What is required
Output every entry exactly as written, but omit the pictures.
((
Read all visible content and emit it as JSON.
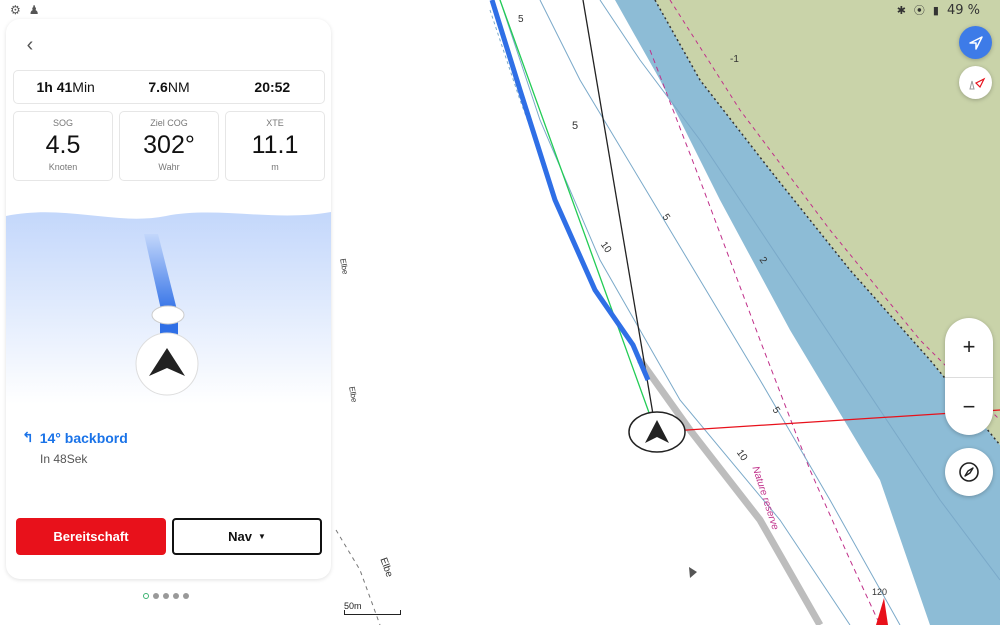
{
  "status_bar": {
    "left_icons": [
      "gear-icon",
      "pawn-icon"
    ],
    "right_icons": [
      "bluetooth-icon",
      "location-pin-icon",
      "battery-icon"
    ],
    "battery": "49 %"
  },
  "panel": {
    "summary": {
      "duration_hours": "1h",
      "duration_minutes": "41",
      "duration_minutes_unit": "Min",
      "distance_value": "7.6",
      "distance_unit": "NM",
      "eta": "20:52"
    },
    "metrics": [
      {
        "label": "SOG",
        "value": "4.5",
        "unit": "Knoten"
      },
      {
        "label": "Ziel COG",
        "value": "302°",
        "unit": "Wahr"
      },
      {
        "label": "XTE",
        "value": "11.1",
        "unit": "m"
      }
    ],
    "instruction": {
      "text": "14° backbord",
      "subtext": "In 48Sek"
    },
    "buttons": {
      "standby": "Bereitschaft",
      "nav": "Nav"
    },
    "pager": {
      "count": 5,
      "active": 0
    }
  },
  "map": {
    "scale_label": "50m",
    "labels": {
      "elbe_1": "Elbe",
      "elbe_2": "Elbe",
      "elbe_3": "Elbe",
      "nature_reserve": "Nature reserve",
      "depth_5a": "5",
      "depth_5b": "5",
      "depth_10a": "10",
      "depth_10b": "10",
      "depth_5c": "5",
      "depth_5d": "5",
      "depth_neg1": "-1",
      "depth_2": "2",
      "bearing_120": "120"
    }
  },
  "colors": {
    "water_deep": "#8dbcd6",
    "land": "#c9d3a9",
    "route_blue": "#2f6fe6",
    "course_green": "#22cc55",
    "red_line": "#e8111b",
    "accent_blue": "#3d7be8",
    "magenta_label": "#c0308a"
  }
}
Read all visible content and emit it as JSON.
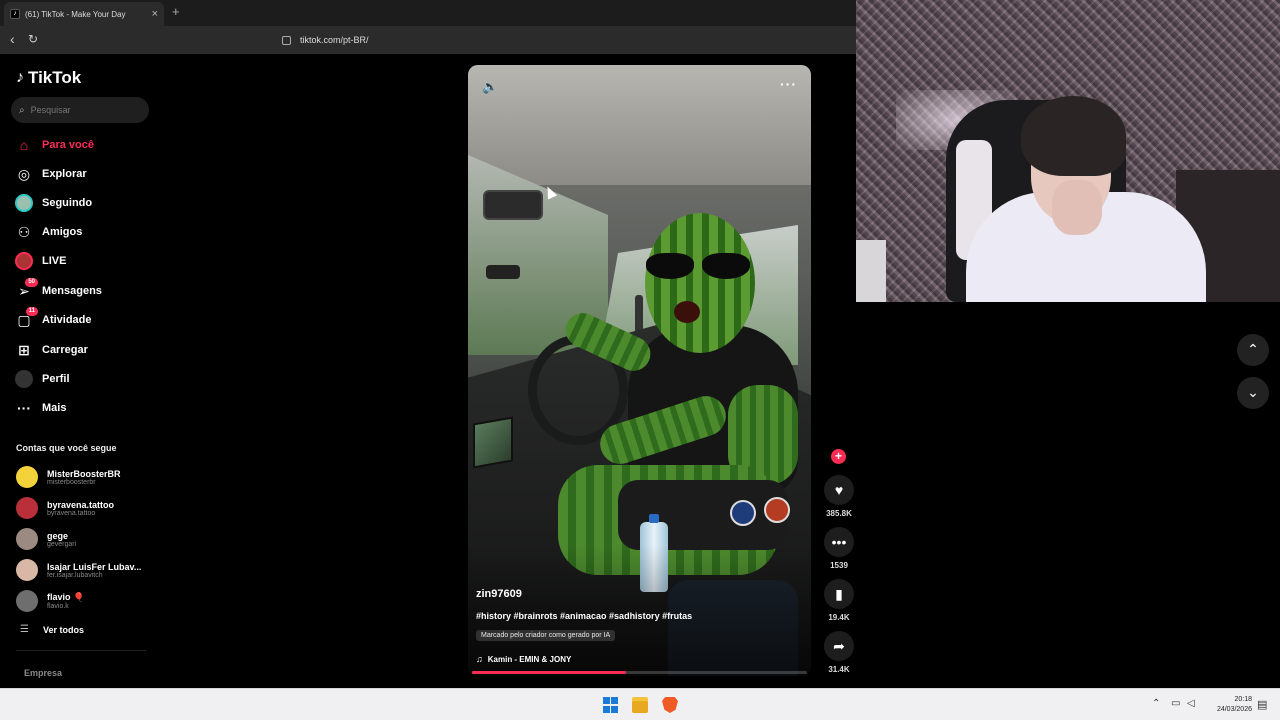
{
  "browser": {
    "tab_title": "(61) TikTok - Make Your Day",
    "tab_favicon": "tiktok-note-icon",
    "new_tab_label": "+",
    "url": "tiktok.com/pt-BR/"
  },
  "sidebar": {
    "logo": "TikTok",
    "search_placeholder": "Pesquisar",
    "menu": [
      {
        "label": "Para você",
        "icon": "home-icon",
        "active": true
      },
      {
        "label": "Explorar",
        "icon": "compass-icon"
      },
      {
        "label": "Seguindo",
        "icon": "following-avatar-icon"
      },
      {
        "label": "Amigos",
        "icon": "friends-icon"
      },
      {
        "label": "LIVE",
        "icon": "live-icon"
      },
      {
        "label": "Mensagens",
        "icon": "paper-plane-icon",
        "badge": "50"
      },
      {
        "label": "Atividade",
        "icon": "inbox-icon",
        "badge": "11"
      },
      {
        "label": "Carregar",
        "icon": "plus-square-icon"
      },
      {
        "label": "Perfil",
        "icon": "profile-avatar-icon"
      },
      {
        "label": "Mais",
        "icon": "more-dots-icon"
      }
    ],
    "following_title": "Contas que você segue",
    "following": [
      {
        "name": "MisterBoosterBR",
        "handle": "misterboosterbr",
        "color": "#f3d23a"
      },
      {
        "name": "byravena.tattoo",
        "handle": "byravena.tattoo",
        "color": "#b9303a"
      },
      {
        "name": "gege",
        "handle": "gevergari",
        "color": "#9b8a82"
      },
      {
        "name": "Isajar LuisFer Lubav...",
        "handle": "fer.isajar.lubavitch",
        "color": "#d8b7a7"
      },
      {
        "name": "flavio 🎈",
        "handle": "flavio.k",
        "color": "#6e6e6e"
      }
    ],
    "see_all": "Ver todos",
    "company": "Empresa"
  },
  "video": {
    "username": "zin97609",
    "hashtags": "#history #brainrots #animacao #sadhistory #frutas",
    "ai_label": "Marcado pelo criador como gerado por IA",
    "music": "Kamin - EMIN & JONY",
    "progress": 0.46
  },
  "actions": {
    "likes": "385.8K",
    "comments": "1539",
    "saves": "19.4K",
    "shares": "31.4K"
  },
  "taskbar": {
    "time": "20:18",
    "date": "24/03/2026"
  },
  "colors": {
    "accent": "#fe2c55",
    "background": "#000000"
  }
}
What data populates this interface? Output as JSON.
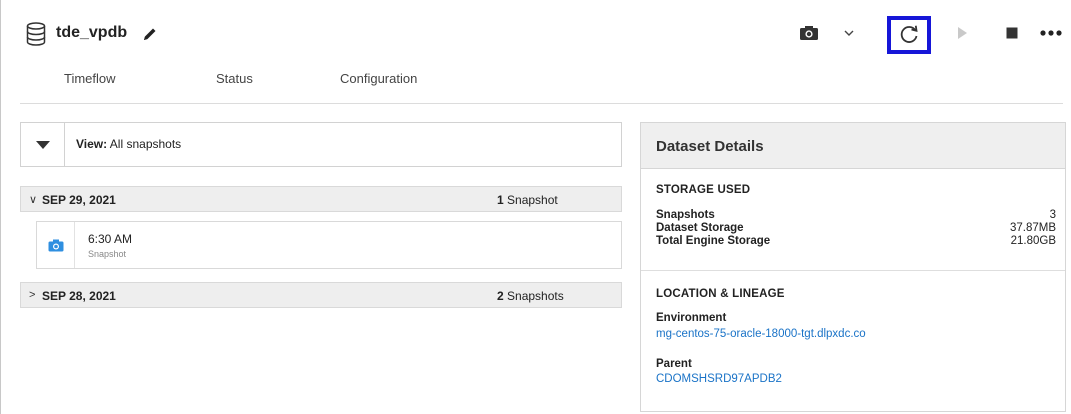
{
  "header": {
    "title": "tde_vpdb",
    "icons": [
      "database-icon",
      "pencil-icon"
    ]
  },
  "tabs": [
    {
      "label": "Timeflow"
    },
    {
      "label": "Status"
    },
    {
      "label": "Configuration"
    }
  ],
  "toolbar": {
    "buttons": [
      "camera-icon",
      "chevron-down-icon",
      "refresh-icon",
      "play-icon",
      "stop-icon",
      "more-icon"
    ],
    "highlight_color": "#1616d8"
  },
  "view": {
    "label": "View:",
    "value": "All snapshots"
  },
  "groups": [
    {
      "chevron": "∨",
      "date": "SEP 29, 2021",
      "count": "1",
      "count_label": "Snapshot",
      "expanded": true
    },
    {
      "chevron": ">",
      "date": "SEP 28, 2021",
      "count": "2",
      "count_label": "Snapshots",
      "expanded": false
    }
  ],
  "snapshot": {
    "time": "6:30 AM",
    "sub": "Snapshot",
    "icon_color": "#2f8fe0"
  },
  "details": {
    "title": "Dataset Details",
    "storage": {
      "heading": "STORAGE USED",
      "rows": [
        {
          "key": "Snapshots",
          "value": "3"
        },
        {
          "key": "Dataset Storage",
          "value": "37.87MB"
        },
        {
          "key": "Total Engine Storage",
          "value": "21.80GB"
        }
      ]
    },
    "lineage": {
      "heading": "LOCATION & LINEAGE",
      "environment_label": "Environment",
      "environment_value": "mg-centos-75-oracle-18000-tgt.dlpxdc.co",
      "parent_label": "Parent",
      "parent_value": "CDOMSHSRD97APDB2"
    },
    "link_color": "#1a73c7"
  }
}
))
Result for this exercise
Read all visible content and emit it as JSON.
{
  "status_bar": {
    "left_icons": [
      "gear-icon",
      "pawn-icon"
    ],
    "right_icons": [
      "bluetooth-icon",
      "location-pin-icon",
      "battery-icon"
    ],
    "battery": "49 %"
  },
  "panel": {
    "summary": {
      "duration_hours": "1h",
      "duration_minutes": "41",
      "duration_minutes_unit": "Min",
      "distance_value": "7.6",
      "distance_unit": "NM",
      "eta": "20:52"
    },
    "metrics": [
      {
        "label": "SOG",
        "value": "4.5",
        "unit": "Knoten"
      },
      {
        "label": "Ziel COG",
        "value": "302°",
        "unit": "Wahr"
      },
      {
        "label": "XTE",
        "value": "11.1",
        "unit": "m"
      }
    ],
    "instruction": {
      "text": "14° backbord",
      "subtext": "In 48Sek"
    },
    "buttons": {
      "standby": "Bereitschaft",
      "nav": "Nav"
    },
    "pager": {
      "count": 5,
      "active": 0
    }
  },
  "map": {
    "scale_label": "50m",
    "labels": {
      "elbe_1": "Elbe",
      "elbe_2": "Elbe",
      "elbe_3": "Elbe",
      "nature_reserve": "Nature reserve",
      "depth_5a": "5",
      "depth_5b": "5",
      "depth_10a": "10",
      "depth_10b": "10",
      "depth_5c": "5",
      "depth_5d": "5",
      "depth_neg1": "-1",
      "depth_2": "2",
      "bearing_120": "120"
    }
  },
  "colors": {
    "water_deep": "#8dbcd6",
    "land": "#c9d3a9",
    "route_blue": "#2f6fe6",
    "course_green": "#22cc55",
    "red_line": "#e8111b",
    "accent_blue": "#3d7be8",
    "magenta_label": "#c0308a"
  }
}
Read all visible content and emit it as JSON.
{
  "browser": {
    "tab_title": "(61) TikTok - Make Your Day",
    "tab_favicon": "tiktok-note-icon",
    "new_tab_label": "+",
    "url": "tiktok.com/pt-BR/"
  },
  "sidebar": {
    "logo": "TikTok",
    "search_placeholder": "Pesquisar",
    "menu": [
      {
        "label": "Para você",
        "icon": "home-icon",
        "active": true
      },
      {
        "label": "Explorar",
        "icon": "compass-icon"
      },
      {
        "label": "Seguindo",
        "icon": "following-avatar-icon"
      },
      {
        "label": "Amigos",
        "icon": "friends-icon"
      },
      {
        "label": "LIVE",
        "icon": "live-icon"
      },
      {
        "label": "Mensagens",
        "icon": "paper-plane-icon",
        "badge": "50"
      },
      {
        "label": "Atividade",
        "icon": "inbox-icon",
        "badge": "11"
      },
      {
        "label": "Carregar",
        "icon": "plus-square-icon"
      },
      {
        "label": "Perfil",
        "icon": "profile-avatar-icon"
      },
      {
        "label": "Mais",
        "icon": "more-dots-icon"
      }
    ],
    "following_title": "Contas que você segue",
    "following": [
      {
        "name": "MisterBoosterBR",
        "handle": "misterboosterbr",
        "color": "#f3d23a"
      },
      {
        "name": "byravena.tattoo",
        "handle": "byravena.tattoo",
        "color": "#b9303a"
      },
      {
        "name": "gege",
        "handle": "gevergari",
        "color": "#9b8a82"
      },
      {
        "name": "Isajar LuisFer Lubav...",
        "handle": "fer.isajar.lubavitch",
        "color": "#d8b7a7"
      },
      {
        "name": "flavio 🎈",
        "handle": "flavio.k",
        "color": "#6e6e6e"
      }
    ],
    "see_all": "Ver todos",
    "company": "Empresa"
  },
  "video": {
    "username": "zin97609",
    "hashtags": "#history #brainrots #animacao #sadhistory #frutas",
    "ai_label": "Marcado pelo criador como gerado por IA",
    "music": "Kamin - EMIN & JONY",
    "progress": 0.46
  },
  "actions": {
    "likes": "385.8K",
    "comments": "1539",
    "saves": "19.4K",
    "shares": "31.4K"
  },
  "taskbar": {
    "time": "20:18",
    "date": "24/03/2026"
  },
  "colors": {
    "accent": "#fe2c55",
    "background": "#000000"
  }
}
What data populates this interface? Output as JSON.
{
  "header": {
    "title": "tde_vpdb",
    "icons": [
      "database-icon",
      "pencil-icon"
    ]
  },
  "tabs": [
    {
      "label": "Timeflow"
    },
    {
      "label": "Status"
    },
    {
      "label": "Configuration"
    }
  ],
  "toolbar": {
    "buttons": [
      "camera-icon",
      "chevron-down-icon",
      "refresh-icon",
      "play-icon",
      "stop-icon",
      "more-icon"
    ],
    "highlight_color": "#1616d8"
  },
  "view": {
    "label": "View:",
    "value": "All snapshots"
  },
  "groups": [
    {
      "chevron": "∨",
      "date": "SEP 29, 2021",
      "count": "1",
      "count_label": "Snapshot",
      "expanded": true
    },
    {
      "chevron": ">",
      "date": "SEP 28, 2021",
      "count": "2",
      "count_label": "Snapshots",
      "expanded": false
    }
  ],
  "snapshot": {
    "time": "6:30 AM",
    "sub": "Snapshot",
    "icon_color": "#2f8fe0"
  },
  "details": {
    "title": "Dataset Details",
    "storage": {
      "heading": "STORAGE USED",
      "rows": [
        {
          "key": "Snapshots",
          "value": "3"
        },
        {
          "key": "Dataset Storage",
          "value": "37.87MB"
        },
        {
          "key": "Total Engine Storage",
          "value": "21.80GB"
        }
      ]
    },
    "lineage": {
      "heading": "LOCATION & LINEAGE",
      "environment_label": "Environment",
      "environment_value": "mg-centos-75-oracle-18000-tgt.dlpxdc.co",
      "parent_label": "Parent",
      "parent_value": "CDOMSHSRD97APDB2"
    },
    "link_color": "#1a73c7"
  }
}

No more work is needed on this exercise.